→ **Stated task**:
Count every line of the material that holds the string "Aromatic". Respond with the total only.

[Records that describe figures]
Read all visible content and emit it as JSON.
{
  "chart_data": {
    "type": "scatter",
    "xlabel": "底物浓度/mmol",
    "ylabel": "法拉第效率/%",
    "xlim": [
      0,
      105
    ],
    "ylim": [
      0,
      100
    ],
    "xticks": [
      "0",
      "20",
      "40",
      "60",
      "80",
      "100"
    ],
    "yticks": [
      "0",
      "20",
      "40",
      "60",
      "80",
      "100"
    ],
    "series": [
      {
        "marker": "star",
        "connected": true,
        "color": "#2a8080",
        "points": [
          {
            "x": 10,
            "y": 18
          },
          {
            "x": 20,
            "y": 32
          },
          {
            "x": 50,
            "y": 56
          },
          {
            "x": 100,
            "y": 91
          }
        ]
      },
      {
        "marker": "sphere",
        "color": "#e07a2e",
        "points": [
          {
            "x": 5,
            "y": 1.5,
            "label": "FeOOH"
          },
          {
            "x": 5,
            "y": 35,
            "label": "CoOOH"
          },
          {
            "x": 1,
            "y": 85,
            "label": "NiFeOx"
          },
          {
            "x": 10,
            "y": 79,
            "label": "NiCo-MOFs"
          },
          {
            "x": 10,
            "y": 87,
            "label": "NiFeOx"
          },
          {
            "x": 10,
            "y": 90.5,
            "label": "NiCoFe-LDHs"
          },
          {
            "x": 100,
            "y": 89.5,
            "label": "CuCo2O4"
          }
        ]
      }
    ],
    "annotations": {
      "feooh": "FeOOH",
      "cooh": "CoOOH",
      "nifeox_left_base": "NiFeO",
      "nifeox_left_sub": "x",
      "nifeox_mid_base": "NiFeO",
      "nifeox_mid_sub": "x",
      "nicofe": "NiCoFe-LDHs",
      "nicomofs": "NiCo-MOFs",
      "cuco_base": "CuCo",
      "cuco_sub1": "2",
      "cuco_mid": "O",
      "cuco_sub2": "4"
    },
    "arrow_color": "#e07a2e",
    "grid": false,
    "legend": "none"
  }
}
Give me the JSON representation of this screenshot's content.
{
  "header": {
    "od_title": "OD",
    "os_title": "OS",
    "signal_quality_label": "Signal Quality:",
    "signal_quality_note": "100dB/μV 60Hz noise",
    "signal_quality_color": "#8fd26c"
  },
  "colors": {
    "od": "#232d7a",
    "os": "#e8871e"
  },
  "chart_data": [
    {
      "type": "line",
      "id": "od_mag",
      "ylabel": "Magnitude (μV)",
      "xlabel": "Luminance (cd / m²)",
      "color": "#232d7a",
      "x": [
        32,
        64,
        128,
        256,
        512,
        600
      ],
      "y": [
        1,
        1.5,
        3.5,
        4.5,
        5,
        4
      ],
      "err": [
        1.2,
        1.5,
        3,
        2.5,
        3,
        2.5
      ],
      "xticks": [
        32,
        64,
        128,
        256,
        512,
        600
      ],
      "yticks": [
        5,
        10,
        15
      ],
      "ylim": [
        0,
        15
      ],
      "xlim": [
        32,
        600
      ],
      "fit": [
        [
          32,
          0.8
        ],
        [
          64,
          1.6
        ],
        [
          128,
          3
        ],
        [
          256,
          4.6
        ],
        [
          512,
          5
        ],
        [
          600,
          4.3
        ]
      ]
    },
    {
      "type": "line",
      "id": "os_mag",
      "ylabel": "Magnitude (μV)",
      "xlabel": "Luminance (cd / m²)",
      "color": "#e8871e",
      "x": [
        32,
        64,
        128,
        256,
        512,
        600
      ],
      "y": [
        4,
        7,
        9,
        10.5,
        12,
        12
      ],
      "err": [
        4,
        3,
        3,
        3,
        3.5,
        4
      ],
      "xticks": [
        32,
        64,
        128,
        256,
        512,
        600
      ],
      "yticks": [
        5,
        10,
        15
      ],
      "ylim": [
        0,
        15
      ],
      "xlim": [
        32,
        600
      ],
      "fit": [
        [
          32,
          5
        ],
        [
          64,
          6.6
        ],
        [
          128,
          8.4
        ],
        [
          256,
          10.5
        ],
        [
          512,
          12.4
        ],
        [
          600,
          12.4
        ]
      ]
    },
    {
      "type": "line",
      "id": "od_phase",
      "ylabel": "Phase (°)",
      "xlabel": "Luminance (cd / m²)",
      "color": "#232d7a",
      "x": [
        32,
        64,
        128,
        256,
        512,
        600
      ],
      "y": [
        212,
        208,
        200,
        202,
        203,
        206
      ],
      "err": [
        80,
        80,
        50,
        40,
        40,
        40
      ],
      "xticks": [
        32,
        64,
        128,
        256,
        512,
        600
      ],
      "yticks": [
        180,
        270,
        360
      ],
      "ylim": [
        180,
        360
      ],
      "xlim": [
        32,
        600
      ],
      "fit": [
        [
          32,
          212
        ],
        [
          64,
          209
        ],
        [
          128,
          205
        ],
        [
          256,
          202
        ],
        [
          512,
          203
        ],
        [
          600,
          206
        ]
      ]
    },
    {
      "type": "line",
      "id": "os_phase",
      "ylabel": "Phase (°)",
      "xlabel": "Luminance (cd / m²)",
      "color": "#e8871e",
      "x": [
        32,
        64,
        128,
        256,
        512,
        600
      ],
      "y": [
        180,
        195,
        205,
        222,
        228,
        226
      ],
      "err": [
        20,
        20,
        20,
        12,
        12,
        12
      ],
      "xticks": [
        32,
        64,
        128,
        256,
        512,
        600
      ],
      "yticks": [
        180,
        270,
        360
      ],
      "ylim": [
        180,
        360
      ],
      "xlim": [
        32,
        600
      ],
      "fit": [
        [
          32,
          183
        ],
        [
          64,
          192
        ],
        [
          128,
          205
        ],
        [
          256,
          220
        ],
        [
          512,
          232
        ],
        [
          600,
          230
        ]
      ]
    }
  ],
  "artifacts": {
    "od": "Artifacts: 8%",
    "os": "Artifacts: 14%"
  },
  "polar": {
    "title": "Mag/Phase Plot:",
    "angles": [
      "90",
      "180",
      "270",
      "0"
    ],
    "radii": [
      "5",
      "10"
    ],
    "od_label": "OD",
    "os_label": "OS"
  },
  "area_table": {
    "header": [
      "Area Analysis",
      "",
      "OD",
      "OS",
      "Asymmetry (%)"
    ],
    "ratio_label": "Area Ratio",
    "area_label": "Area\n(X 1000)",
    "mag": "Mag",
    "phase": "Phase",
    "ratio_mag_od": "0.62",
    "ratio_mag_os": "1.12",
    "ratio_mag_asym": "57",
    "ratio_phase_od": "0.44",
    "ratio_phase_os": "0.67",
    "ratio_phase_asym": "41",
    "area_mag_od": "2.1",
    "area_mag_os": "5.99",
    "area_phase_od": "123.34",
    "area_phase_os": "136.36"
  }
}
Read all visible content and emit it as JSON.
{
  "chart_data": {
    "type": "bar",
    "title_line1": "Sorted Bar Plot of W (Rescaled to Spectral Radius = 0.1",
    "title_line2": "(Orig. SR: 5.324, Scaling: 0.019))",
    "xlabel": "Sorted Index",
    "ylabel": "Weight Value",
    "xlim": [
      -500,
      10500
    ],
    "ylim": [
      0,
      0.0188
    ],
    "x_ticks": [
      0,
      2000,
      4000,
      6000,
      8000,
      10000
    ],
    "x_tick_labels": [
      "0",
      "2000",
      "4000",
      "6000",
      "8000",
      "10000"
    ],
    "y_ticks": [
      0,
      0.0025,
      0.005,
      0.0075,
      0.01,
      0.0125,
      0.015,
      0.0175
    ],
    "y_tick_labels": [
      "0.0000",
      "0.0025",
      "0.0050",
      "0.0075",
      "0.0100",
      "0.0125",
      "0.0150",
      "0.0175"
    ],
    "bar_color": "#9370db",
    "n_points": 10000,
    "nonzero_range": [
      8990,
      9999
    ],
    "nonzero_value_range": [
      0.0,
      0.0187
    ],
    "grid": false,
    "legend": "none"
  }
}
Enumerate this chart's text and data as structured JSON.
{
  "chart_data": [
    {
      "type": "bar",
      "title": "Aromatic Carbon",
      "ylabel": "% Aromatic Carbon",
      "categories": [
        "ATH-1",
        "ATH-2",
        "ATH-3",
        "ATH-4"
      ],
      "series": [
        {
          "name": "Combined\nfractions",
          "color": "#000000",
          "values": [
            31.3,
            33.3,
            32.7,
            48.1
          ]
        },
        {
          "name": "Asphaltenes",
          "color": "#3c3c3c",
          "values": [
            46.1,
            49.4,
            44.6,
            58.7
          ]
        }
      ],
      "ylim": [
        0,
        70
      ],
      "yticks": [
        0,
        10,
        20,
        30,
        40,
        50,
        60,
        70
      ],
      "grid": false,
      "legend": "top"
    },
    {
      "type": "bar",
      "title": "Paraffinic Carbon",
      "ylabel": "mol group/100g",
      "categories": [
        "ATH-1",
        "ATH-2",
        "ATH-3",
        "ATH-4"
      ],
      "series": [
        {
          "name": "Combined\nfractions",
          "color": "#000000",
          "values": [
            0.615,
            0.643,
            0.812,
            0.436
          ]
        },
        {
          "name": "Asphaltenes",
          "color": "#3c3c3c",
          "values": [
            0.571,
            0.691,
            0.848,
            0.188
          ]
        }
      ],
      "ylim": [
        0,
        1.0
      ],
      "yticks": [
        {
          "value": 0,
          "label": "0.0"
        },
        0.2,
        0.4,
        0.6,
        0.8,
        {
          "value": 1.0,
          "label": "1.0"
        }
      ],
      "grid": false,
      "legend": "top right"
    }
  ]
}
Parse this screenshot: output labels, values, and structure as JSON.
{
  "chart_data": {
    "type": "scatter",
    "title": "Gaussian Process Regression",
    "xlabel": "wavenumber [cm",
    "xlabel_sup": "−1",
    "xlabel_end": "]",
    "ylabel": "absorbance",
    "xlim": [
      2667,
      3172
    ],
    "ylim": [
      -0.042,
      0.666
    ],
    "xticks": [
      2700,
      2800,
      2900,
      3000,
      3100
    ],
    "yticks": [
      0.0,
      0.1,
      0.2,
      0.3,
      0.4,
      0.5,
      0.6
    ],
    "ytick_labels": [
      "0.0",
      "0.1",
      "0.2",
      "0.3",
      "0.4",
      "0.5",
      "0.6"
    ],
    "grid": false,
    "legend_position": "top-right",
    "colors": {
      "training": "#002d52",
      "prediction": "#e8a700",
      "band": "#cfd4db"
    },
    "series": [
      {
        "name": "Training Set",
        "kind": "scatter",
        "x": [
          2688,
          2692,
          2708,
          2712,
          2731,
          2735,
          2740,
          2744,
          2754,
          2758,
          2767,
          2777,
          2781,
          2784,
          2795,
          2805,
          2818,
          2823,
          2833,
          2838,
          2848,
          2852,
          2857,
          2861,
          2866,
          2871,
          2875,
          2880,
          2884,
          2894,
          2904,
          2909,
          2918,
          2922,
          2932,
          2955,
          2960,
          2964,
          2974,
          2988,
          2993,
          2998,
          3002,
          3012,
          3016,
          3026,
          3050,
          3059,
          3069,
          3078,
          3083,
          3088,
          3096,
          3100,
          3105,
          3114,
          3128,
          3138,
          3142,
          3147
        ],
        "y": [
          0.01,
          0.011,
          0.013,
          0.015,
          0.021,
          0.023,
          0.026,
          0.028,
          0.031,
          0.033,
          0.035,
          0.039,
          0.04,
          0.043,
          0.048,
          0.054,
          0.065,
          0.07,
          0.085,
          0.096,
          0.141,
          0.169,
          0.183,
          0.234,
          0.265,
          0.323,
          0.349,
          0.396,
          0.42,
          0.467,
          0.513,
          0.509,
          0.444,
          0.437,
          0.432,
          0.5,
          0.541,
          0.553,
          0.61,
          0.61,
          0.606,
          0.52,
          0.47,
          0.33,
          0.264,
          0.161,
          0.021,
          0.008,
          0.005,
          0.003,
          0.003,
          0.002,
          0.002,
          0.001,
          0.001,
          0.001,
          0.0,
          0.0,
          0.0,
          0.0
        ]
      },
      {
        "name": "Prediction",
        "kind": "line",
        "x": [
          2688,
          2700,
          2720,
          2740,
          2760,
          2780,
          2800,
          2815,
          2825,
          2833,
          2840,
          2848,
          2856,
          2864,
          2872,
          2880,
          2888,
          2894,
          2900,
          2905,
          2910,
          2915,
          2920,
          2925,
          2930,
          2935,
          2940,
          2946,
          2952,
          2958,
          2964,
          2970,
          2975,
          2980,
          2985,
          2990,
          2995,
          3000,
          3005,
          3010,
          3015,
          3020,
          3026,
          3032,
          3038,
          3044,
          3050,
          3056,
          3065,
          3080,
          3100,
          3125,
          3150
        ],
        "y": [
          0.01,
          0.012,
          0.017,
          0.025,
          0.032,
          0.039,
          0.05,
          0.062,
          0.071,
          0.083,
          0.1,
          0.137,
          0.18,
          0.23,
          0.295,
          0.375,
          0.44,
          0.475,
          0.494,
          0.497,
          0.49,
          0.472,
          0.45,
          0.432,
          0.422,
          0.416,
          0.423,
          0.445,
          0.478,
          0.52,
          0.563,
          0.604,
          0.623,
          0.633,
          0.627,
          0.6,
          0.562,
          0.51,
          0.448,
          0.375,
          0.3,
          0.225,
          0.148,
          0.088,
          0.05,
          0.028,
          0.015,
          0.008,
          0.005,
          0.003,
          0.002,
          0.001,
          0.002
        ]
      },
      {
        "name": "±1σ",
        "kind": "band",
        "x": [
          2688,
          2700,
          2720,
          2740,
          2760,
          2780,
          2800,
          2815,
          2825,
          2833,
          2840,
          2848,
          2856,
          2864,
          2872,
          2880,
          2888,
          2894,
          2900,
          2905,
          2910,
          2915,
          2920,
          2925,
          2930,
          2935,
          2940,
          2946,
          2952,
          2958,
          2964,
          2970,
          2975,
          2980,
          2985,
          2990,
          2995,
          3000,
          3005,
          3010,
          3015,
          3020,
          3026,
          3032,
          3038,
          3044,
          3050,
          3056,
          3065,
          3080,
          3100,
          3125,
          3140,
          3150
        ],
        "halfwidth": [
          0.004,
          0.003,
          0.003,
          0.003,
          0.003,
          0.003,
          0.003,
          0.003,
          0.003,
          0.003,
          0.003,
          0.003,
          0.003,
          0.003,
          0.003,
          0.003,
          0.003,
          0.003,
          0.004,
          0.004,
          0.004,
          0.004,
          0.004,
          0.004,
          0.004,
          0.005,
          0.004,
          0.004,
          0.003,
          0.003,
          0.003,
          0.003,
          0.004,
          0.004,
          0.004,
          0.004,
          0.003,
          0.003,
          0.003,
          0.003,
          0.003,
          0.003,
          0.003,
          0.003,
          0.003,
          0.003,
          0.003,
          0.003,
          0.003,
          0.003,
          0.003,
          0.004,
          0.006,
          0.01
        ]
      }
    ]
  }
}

→ **Reply**:
2